## Requirement
Write out each entry again. Keep every word exactly as it is.

## Records from a collection of figures
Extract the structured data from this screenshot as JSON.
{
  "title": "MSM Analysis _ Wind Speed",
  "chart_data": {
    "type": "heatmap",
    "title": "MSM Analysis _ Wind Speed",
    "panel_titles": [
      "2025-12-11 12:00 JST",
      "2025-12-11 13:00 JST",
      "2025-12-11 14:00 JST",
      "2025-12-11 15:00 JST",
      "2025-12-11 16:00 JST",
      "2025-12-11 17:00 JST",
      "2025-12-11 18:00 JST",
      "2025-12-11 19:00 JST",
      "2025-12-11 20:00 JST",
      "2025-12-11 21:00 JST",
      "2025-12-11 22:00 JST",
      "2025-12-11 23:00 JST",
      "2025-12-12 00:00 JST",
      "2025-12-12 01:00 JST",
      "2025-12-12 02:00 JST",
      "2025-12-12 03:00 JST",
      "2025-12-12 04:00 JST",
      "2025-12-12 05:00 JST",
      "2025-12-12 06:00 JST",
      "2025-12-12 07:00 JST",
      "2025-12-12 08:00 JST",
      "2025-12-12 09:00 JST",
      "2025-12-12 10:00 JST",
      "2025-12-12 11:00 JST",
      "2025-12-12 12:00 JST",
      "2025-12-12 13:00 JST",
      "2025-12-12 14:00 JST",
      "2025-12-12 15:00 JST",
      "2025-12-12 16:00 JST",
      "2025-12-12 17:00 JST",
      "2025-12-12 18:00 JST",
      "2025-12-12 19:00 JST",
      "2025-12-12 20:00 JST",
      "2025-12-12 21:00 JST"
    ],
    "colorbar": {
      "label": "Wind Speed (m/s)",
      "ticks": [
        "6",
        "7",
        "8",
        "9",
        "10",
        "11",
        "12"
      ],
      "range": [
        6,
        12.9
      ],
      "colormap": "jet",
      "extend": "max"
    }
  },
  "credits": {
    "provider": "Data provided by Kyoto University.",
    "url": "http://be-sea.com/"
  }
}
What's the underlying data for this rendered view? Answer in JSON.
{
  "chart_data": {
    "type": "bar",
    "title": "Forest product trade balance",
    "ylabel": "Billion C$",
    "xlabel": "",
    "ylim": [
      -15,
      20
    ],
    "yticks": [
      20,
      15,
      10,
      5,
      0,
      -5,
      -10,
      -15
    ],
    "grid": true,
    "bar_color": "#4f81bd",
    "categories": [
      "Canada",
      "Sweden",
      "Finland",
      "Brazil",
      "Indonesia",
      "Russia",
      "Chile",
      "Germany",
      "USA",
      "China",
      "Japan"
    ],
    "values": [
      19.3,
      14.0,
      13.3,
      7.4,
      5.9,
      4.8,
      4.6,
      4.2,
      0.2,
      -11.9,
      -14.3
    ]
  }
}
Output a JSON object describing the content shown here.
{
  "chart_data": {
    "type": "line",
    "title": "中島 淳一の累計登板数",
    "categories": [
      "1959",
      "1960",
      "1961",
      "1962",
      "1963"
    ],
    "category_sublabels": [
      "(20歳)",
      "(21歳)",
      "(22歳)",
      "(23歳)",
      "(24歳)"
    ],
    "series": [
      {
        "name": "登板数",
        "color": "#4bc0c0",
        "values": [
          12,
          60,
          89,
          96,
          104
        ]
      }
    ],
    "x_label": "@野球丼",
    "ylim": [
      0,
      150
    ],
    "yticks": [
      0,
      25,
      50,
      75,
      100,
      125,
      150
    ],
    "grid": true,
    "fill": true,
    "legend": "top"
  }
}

## Reply
Extract the structured data from this screenshot as JSON.
{
  "title": "MSM Analysis _ Wind Speed",
  "chart_data": {
    "type": "heatmap",
    "title": "MSM Analysis _ Wind Speed",
    "panel_titles": [
      "2025-12-11 12:00 JST",
      "2025-12-11 13:00 JST",
      "2025-12-11 14:00 JST",
      "2025-12-11 15:00 JST",
      "2025-12-11 16:00 JST",
      "2025-12-11 17:00 JST",
      "2025-12-11 18:00 JST",
      "2025-12-11 19:00 JST",
      "2025-12-11 20:00 JST",
      "2025-12-11 21:00 JST",
      "2025-12-11 22:00 JST",
      "2025-12-11 23:00 JST",
      "2025-12-12 00:00 JST",
      "2025-12-12 01:00 JST",
      "2025-12-12 02:00 JST",
      "2025-12-12 03:00 JST",
      "2025-12-12 04:00 JST",
      "2025-12-12 05:00 JST",
      "2025-12-12 06:00 JST",
      "2025-12-12 07:00 JST",
      "2025-12-12 08:00 JST",
      "2025-12-12 09:00 JST",
      "2025-12-12 10:00 JST",
      "2025-12-12 11:00 JST",
      "2025-12-12 12:00 JST",
      "2025-12-12 13:00 JST",
      "2025-12-12 14:00 JST",
      "2025-12-12 15:00 JST",
      "2025-12-12 16:00 JST",
      "2025-12-12 17:00 JST",
      "2025-12-12 18:00 JST",
      "2025-12-12 19:00 JST",
      "2025-12-12 20:00 JST",
      "2025-12-12 21:00 JST"
    ],
    "colorbar": {
      "label": "Wind Speed (m/s)",
      "ticks": [
        "6",
        "7",
        "8",
        "9",
        "10",
        "11",
        "12"
      ],
      "range": [
        6,
        12.9
      ],
      "colormap": "jet",
      "extend": "max"
    }
  },
  "credits": {
    "provider": "Data provided by Kyoto University.",
    "url": "http://be-sea.com/"
  }
}
What's the underlying data for this rendered view? Answer in JSON.
{
  "chart_data": {
    "type": "bar",
    "title": "Forest product trade balance",
    "ylabel": "Billion C$",
    "xlabel": "",
    "ylim": [
      -15,
      20
    ],
    "yticks": [
      20,
      15,
      10,
      5,
      0,
      -5,
      -10,
      -15
    ],
    "grid": true,
    "bar_color": "#4f81bd",
    "categories": [
      "Canada",
      "Sweden",
      "Finland",
      "Brazil",
      "Indonesia",
      "Russia",
      "Chile",
      "Germany",
      "USA",
      "China",
      "Japan"
    ],
    "values": [
      19.3,
      14.0,
      13.3,
      7.4,
      5.9,
      4.8,
      4.6,
      4.2,
      0.2,
      -11.9,
      -14.3
    ]
  }
}
Output a JSON object describing the content shown here.
{
  "chart_data": {
    "type": "line",
    "title": "中島 淳一の累計登板数",
    "categories": [
      "1959",
      "1960",
      "1961",
      "1962",
      "1963"
    ],
    "category_sublabels": [
      "(20歳)",
      "(21歳)",
      "(22歳)",
      "(23歳)",
      "(24歳)"
    ],
    "series": [
      {
        "name": "登板数",
        "color": "#4bc0c0",
        "values": [
          12,
          60,
          89,
          96,
          104
        ]
      }
    ],
    "x_label": "@野球丼",
    "ylim": [
      0,
      150
    ],
    "yticks": [
      0,
      25,
      50,
      75,
      100,
      125,
      150
    ],
    "grid": true,
    "fill": true,
    "legend": "top"
  }
}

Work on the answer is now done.